## SOURCE TEXT:

━━━━━━━━━━━━━━━━━━━━

Friday, October 10, 2014

Software Design Mistakes of the Past and Present

A couple of articles this week on the redesign of the Obamacare web site: among the major changes, reducing the number of screens and permitting the use of the "back" button.

Those are familiar problems--the Treasury Direct website, which has been around for this century, still doesn't permit the use of the "back" button nor is it particularly user friendly in its design.

Going back to last century, when the original software for taking acreage reports was designed for the System/36, because no one had the experience, there was one screen for entering the crop, one screen for the practice, one screen for the intended usage, one for crop share, etc.--if I remember a total of 7 screens to report one field (i.e. common land unit as it's known now).  Naturally there was mass rebellion in the field, people couldn't use the software, and there was mass evasion of the issue in Washington and Kansas City.  We all knew we'd done the best we knew, and our childhood fairy tales assured us that anything done with good intentions would turn out well. 

I'm not sure I ever fully learned the lessons that episode might have taught.  I did oversee a redesign of the software in later years, but I was too much a coward really to research whether it was as usable as it should have been--after all computerization should make life better, not worse, shouldn't it?

I think of these things when I read about doctors upset with their digitized medical records systems.

━━━━━━━━━━━━━━━━━━━━

## INPUT DATA:
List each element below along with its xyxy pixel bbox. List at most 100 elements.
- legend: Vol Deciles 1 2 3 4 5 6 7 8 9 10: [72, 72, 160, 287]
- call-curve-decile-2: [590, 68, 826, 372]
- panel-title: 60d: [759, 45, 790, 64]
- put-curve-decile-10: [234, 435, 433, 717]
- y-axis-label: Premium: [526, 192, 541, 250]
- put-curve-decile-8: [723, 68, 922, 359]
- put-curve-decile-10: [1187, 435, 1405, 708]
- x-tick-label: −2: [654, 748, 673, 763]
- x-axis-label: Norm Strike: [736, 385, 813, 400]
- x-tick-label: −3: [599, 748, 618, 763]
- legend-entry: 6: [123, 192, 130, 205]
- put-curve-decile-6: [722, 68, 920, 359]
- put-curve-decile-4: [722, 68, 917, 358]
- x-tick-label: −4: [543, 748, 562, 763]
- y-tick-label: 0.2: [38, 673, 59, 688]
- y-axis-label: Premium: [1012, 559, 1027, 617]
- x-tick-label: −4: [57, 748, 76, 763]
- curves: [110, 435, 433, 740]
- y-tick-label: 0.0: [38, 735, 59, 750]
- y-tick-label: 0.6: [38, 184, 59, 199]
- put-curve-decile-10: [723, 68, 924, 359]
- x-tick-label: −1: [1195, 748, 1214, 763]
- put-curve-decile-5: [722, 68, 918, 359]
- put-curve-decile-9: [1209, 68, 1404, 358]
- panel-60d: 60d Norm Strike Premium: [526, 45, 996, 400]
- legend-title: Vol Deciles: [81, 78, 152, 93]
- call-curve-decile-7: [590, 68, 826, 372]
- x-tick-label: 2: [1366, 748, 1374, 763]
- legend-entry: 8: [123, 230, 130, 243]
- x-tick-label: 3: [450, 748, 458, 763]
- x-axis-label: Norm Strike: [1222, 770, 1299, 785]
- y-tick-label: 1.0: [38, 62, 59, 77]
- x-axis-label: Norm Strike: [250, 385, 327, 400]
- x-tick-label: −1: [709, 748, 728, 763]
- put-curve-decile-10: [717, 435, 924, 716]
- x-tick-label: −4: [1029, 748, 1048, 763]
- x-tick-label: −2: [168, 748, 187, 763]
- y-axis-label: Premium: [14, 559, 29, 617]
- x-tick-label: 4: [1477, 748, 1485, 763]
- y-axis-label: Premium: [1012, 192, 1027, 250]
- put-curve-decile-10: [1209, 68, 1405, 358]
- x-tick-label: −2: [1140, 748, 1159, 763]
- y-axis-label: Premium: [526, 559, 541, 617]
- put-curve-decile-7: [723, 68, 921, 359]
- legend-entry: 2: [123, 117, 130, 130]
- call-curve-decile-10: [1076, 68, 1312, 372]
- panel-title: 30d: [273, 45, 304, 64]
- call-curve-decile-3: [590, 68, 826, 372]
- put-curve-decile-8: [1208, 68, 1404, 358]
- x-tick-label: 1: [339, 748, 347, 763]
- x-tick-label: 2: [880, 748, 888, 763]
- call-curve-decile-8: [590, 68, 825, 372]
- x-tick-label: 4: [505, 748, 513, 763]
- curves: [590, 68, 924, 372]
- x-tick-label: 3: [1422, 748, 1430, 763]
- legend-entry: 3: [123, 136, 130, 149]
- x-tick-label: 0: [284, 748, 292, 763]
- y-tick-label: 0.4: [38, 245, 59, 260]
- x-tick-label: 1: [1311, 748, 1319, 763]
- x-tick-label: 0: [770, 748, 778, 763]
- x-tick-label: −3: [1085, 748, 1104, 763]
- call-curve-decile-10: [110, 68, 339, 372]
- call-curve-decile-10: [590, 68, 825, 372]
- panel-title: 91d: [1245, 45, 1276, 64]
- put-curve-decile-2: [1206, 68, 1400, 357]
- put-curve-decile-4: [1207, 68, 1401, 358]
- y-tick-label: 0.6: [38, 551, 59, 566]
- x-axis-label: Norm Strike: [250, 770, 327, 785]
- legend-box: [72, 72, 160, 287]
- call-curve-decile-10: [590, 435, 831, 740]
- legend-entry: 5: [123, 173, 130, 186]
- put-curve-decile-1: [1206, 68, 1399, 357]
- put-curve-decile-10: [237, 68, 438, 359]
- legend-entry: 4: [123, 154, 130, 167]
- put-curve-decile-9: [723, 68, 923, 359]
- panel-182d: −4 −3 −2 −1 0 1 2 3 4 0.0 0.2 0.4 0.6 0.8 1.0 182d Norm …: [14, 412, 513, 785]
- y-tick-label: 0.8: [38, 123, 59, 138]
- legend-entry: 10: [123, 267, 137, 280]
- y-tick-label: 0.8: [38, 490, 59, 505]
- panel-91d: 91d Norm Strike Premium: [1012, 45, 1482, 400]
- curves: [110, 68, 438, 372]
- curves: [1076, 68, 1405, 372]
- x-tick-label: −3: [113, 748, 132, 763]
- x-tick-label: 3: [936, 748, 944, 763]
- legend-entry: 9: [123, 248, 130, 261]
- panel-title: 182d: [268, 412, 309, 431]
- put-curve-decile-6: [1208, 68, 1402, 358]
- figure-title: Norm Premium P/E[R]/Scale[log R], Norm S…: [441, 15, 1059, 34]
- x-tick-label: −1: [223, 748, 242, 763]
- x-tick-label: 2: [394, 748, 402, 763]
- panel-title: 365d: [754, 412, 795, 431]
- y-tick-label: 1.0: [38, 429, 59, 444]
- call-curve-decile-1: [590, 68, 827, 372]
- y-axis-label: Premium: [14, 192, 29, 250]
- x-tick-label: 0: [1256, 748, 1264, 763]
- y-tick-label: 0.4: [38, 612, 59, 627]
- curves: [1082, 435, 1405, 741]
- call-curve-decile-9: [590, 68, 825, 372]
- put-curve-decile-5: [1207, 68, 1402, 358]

━━━━━━━━━━━━━━━━━━━━

## TO DO:
In the software design post, how many screens did the original System/36 acreage-reporting software need to report a single field?

## COMPLETED EXERCISE:
Seven screens, as the writer recalls.